start Material supplied

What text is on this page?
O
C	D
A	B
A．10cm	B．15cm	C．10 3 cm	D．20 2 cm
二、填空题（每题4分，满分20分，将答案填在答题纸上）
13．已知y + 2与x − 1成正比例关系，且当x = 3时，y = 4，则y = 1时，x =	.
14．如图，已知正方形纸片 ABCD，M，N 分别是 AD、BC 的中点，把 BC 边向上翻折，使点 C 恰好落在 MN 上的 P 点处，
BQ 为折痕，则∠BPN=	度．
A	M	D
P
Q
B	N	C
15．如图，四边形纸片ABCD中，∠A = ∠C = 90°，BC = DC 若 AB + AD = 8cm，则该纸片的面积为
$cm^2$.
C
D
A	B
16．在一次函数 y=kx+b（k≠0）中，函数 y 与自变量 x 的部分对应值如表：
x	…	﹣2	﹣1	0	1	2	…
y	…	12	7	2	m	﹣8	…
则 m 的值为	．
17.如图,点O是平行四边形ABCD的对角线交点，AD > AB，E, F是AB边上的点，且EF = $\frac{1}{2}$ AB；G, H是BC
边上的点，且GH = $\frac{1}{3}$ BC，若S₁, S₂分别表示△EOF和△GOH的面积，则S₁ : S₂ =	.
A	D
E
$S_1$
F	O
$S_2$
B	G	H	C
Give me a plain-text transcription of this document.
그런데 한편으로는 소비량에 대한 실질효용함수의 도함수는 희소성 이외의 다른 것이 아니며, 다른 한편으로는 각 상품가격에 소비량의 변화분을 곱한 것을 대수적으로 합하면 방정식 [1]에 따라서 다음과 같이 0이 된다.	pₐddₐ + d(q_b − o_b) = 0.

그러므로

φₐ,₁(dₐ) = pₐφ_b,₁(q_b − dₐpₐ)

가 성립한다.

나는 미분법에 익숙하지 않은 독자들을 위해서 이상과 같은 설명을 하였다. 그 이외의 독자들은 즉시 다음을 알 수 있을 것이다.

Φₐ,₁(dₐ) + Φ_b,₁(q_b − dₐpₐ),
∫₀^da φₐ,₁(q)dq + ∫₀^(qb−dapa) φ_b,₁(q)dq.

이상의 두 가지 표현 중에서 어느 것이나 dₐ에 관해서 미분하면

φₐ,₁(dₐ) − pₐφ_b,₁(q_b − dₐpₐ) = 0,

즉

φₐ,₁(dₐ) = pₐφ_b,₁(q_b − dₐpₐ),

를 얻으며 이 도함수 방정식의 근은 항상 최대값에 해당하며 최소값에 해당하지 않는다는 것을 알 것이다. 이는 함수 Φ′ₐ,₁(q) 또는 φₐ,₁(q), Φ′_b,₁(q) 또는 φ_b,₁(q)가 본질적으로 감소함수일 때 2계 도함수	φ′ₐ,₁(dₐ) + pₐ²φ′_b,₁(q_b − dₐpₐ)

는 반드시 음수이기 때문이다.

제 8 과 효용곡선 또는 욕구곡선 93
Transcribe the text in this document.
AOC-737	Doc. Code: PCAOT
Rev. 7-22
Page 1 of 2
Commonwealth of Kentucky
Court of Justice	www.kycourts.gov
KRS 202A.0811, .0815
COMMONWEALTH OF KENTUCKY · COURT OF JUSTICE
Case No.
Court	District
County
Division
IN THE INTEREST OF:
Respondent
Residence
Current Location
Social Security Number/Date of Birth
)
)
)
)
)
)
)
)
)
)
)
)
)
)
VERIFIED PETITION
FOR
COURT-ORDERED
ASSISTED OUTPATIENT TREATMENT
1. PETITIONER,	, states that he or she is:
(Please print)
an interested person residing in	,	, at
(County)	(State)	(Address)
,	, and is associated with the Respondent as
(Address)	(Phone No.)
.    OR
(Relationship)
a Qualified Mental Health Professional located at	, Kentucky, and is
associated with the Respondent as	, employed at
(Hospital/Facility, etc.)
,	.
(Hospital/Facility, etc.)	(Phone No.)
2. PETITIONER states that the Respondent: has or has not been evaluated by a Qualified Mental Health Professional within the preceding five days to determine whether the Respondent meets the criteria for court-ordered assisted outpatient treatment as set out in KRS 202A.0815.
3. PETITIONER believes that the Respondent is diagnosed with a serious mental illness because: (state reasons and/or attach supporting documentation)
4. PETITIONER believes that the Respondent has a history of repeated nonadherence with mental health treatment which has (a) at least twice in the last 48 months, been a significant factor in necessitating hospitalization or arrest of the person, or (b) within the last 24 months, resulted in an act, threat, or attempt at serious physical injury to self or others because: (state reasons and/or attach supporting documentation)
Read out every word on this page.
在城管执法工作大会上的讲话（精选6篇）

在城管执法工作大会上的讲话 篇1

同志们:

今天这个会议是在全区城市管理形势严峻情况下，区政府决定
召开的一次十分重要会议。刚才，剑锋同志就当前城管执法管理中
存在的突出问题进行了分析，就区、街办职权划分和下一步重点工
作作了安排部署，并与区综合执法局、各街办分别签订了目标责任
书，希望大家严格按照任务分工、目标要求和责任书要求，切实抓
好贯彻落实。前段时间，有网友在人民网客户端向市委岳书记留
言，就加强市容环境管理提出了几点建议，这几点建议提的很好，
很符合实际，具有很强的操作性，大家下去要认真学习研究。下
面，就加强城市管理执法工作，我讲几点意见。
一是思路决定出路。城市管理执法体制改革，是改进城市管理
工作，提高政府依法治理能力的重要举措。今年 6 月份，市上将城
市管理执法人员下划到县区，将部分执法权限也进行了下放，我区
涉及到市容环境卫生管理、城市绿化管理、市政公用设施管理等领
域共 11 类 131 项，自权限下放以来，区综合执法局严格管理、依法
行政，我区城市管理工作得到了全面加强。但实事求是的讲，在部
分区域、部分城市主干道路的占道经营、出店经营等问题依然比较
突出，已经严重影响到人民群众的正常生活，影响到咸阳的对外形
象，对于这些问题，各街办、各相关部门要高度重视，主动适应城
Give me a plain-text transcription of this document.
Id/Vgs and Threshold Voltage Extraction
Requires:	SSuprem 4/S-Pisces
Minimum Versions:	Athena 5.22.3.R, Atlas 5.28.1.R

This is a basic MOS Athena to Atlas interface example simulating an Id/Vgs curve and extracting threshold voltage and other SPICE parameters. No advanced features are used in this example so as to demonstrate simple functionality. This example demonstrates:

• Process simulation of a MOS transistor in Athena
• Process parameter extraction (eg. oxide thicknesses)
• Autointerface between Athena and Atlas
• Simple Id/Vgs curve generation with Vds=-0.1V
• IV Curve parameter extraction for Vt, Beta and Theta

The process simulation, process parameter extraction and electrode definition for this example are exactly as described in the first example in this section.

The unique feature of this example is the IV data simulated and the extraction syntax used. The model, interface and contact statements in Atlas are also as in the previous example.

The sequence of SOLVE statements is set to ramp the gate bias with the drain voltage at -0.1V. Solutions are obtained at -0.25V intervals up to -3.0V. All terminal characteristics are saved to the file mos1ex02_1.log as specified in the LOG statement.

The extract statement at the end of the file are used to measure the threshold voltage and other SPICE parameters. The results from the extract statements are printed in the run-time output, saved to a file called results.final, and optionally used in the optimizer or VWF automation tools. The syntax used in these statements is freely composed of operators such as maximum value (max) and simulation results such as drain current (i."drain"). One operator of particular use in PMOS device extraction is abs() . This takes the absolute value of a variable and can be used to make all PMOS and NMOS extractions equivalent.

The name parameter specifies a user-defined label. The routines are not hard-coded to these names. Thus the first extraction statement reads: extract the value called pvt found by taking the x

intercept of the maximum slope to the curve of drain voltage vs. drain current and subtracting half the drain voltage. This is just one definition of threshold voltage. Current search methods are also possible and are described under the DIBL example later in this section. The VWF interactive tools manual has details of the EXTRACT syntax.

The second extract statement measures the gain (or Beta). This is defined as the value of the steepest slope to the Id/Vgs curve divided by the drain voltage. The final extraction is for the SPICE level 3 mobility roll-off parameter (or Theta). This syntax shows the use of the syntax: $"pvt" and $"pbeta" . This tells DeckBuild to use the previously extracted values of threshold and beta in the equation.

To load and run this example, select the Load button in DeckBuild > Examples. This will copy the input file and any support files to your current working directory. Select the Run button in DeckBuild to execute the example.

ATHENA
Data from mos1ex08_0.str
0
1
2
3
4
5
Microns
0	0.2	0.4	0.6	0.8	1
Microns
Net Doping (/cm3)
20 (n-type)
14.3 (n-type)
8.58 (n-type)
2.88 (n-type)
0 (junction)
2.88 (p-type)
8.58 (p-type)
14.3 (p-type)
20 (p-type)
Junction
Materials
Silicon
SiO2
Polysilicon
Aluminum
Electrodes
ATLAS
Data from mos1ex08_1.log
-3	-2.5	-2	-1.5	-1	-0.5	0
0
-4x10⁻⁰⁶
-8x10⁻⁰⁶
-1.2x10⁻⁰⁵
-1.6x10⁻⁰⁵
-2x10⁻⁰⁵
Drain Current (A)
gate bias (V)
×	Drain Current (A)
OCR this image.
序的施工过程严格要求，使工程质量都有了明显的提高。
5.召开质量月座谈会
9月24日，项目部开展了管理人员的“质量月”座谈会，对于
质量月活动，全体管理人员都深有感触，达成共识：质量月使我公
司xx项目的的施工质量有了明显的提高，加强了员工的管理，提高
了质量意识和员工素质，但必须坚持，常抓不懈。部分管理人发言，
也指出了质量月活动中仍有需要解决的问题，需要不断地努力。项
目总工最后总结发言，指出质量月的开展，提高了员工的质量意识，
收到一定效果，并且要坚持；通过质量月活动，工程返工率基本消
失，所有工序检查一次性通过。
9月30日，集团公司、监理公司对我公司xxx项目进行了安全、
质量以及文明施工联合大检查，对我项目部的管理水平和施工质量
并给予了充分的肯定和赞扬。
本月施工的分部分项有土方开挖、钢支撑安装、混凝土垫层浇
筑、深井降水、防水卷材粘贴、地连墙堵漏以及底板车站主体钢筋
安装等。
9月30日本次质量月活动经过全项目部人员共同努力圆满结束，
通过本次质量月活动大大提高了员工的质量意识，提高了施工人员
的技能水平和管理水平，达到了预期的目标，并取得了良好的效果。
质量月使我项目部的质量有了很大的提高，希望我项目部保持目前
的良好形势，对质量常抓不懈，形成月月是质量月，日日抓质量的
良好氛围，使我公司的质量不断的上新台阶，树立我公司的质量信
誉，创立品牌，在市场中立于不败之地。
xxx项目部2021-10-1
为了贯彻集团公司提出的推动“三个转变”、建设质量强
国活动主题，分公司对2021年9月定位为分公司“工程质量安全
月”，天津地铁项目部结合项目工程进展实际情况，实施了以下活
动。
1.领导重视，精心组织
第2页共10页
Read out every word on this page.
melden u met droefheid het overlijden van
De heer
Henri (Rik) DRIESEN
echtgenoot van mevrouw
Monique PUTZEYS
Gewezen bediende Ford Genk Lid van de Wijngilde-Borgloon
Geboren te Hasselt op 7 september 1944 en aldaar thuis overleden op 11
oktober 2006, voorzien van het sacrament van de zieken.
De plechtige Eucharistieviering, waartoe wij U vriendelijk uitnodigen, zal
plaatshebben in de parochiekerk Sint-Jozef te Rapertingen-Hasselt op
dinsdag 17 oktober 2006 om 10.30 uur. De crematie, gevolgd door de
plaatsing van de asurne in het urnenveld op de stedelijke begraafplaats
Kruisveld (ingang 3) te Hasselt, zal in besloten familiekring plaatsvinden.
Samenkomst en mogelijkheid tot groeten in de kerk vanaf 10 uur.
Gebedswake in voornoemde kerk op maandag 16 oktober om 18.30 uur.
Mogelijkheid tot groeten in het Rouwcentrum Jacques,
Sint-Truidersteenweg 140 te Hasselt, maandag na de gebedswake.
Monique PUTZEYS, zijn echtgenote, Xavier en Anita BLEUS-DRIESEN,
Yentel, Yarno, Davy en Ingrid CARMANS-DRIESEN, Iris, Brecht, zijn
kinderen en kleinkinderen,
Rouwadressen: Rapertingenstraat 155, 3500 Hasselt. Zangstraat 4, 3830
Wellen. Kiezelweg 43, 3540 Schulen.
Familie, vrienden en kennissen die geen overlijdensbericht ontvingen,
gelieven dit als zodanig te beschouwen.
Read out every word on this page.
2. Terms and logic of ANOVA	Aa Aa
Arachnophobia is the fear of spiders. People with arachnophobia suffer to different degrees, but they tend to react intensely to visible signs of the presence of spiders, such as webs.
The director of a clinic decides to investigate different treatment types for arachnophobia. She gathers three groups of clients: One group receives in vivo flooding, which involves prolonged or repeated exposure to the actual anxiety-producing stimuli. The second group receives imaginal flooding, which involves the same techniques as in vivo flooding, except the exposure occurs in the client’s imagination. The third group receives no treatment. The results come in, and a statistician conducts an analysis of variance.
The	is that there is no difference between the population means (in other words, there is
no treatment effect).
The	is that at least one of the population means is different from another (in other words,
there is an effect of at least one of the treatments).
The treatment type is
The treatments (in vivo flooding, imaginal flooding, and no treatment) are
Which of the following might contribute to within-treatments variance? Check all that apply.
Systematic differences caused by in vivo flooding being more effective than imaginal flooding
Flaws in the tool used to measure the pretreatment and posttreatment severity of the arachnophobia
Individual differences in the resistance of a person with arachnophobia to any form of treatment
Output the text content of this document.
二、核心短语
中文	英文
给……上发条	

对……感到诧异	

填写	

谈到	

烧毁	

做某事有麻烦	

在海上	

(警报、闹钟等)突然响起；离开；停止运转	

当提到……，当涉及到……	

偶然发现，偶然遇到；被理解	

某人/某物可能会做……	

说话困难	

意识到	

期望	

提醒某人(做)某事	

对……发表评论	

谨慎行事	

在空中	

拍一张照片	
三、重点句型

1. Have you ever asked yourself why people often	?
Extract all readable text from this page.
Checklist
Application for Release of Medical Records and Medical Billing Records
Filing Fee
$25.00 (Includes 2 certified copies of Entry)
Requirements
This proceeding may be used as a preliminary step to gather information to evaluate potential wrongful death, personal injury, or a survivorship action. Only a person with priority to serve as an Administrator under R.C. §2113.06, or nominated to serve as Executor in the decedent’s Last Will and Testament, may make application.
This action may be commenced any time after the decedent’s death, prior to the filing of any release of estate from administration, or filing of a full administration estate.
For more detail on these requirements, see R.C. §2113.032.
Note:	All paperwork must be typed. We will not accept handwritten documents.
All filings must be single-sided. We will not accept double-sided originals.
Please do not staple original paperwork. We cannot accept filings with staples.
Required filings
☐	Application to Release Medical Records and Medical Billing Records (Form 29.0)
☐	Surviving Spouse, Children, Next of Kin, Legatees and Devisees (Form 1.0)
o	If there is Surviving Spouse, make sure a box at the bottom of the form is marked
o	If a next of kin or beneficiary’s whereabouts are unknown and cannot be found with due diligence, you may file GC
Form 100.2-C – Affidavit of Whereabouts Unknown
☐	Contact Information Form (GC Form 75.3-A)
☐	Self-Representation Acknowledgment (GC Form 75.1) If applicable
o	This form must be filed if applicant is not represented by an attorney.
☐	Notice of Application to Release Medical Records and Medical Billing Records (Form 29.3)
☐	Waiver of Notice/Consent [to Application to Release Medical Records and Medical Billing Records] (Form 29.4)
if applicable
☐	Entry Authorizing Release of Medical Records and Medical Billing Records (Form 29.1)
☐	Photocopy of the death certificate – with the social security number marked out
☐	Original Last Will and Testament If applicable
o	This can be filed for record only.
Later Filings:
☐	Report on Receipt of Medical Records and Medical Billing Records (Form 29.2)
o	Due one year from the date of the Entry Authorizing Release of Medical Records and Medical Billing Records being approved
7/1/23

end Material supplied

> _Task to carry out_
Which lines in the records above contain the string "must"? Copy each one.

> _Exercise response_
Note:	All paperwork must be typed. We will not accept handwritten documents.
All filings must be single-sided. We will not accept double-sided originals.
o	This form must be filed if applicant is not represented by an attorney.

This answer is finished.